Data extracted from a collection:
● ● ● ●

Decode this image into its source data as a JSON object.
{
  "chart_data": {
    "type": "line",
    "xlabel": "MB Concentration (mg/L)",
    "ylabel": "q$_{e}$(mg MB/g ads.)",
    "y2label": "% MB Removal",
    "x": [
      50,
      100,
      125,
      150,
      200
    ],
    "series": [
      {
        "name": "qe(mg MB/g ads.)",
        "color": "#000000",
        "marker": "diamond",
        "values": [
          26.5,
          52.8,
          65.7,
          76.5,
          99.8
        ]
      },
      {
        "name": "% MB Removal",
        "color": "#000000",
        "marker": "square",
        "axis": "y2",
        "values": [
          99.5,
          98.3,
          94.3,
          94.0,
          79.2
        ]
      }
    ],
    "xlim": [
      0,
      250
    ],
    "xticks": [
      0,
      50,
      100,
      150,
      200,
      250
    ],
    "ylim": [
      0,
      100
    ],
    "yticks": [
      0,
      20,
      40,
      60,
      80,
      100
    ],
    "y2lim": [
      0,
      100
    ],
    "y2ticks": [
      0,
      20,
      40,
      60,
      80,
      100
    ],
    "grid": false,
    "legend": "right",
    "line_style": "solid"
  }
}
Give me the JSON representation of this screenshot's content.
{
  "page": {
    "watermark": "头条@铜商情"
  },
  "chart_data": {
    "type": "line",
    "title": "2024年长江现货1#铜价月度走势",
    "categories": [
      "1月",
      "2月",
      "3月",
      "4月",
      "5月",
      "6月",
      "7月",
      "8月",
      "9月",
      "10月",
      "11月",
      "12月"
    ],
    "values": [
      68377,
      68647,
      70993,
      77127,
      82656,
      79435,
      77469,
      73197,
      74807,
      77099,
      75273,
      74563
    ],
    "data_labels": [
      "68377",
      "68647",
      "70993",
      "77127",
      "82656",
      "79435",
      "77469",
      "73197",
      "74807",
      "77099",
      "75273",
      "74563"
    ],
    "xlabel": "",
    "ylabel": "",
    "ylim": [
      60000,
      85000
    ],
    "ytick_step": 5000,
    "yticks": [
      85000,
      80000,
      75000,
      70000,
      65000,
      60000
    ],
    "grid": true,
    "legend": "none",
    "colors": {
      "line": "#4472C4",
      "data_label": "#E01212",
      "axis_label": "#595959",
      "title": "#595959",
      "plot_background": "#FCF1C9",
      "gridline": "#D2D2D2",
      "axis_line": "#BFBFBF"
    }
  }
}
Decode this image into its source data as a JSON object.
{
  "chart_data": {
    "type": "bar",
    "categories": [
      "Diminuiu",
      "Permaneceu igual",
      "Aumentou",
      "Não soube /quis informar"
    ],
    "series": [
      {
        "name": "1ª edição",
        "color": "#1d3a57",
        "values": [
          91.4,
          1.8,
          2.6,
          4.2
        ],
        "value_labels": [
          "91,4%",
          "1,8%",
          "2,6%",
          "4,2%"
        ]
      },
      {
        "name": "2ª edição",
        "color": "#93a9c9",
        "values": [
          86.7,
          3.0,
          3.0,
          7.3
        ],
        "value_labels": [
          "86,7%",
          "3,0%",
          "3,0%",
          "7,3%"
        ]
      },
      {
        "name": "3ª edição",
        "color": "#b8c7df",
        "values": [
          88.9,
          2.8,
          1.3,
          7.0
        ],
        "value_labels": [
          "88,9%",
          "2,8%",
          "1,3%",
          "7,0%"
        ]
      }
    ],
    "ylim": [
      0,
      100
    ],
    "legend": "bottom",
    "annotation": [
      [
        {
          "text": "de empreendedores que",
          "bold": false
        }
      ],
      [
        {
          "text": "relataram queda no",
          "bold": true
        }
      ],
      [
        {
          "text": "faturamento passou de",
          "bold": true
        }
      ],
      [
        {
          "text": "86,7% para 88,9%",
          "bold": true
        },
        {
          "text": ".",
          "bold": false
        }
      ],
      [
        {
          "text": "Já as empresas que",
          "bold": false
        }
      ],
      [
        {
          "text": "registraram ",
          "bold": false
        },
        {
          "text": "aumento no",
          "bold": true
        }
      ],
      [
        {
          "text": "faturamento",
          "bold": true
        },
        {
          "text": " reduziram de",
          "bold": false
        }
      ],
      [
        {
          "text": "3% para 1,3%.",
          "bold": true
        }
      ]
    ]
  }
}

● ● ● ●

Work to do
From the records above, extract everything verbatim.

Task solution
Decode this image into its source data as a JSON object.
{
  "chart_data": {
    "type": "line",
    "xlabel": "MB Concentration (mg/L)",
    "ylabel": "q$_{e}$(mg MB/g ads.)",
    "y2label": "% MB Removal",
    "x": [
      50,
      100,
      125,
      150,
      200
    ],
    "series": [
      {
        "name": "qe(mg MB/g ads.)",
        "color": "#000000",
        "marker": "diamond",
        "values": [
          26.5,
          52.8,
          65.7,
          76.5,
          99.8
        ]
      },
      {
        "name": "% MB Removal",
        "color": "#000000",
        "marker": "square",
        "axis": "y2",
        "values": [
          99.5,
          98.3,
          94.3,
          94.0,
          79.2
        ]
      }
    ],
    "xlim": [
      0,
      250
    ],
    "xticks": [
      0,
      50,
      100,
      150,
      200,
      250
    ],
    "ylim": [
      0,
      100
    ],
    "yticks": [
      0,
      20,
      40,
      60,
      80,
      100
    ],
    "y2lim": [
      0,
      100
    ],
    "y2ticks": [
      0,
      20,
      40,
      60,
      80,
      100
    ],
    "grid": false,
    "legend": "right",
    "line_style": "solid"
  }
}
Give me the JSON representation of this screenshot's content.
{
  "page": {
    "watermark": "头条@铜商情"
  },
  "chart_data": {
    "type": "line",
    "title": "2024年长江现货1#铜价月度走势",
    "categories": [
      "1月",
      "2月",
      "3月",
      "4月",
      "5月",
      "6月",
      "7月",
      "8月",
      "9月",
      "10月",
      "11月",
      "12月"
    ],
    "values": [
      68377,
      68647,
      70993,
      77127,
      82656,
      79435,
      77469,
      73197,
      74807,
      77099,
      75273,
      74563
    ],
    "data_labels": [
      "68377",
      "68647",
      "70993",
      "77127",
      "82656",
      "79435",
      "77469",
      "73197",
      "74807",
      "77099",
      "75273",
      "74563"
    ],
    "xlabel": "",
    "ylabel": "",
    "ylim": [
      60000,
      85000
    ],
    "ytick_step": 5000,
    "yticks": [
      85000,
      80000,
      75000,
      70000,
      65000,
      60000
    ],
    "grid": true,
    "legend": "none",
    "colors": {
      "line": "#4472C4",
      "data_label": "#E01212",
      "axis_label": "#595959",
      "title": "#595959",
      "plot_background": "#FCF1C9",
      "gridline": "#D2D2D2",
      "axis_line": "#BFBFBF"
    }
  }
}
Decode this image into its source data as a JSON object.
{
  "chart_data": {
    "type": "bar",
    "categories": [
      "Diminuiu",
      "Permaneceu igual",
      "Aumentou",
      "Não soube /quis informar"
    ],
    "series": [
      {
        "name": "1ª edição",
        "color": "#1d3a57",
        "values": [
          91.4,
          1.8,
          2.6,
          4.2
        ],
        "value_labels": [
          "91,4%",
          "1,8%",
          "2,6%",
          "4,2%"
        ]
      },
      {
        "name": "2ª edição",
        "color": "#93a9c9",
        "values": [
          86.7,
          3.0,
          3.0,
          7.3
        ],
        "value_labels": [
          "86,7%",
          "3,0%",
          "3,0%",
          "7,3%"
        ]
      },
      {
        "name": "3ª edição",
        "color": "#b8c7df",
        "values": [
          88.9,
          2.8,
          1.3,
          7.0
        ],
        "value_labels": [
          "88,9%",
          "2,8%",
          "1,3%",
          "7,0%"
        ]
      }
    ],
    "ylim": [
      0,
      100
    ],
    "legend": "bottom",
    "annotation": [
      [
        {
          "text": "de empreendedores que",
          "bold": false
        }
      ],
      [
        {
          "text": "relataram queda no",
          "bold": true
        }
      ],
      [
        {
          "text": "faturamento passou de",
          "bold": true
        }
      ],
      [
        {
          "text": "86,7% para 88,9%",
          "bold": true
        },
        {
          "text": ".",
          "bold": false
        }
      ],
      [
        {
          "text": "Já as empresas que",
          "bold": false
        }
      ],
      [
        {
          "text": "registraram ",
          "bold": false
        },
        {
          "text": "aumento no",
          "bold": true
        }
      ],
      [
        {
          "text": "faturamento",
          "bold": true
        },
        {
          "text": " reduziram de",
          "bold": false
        }
      ],
      [
        {
          "text": "3% para 1,3%.",
          "bold": true
        }
      ]
    ]
  }
}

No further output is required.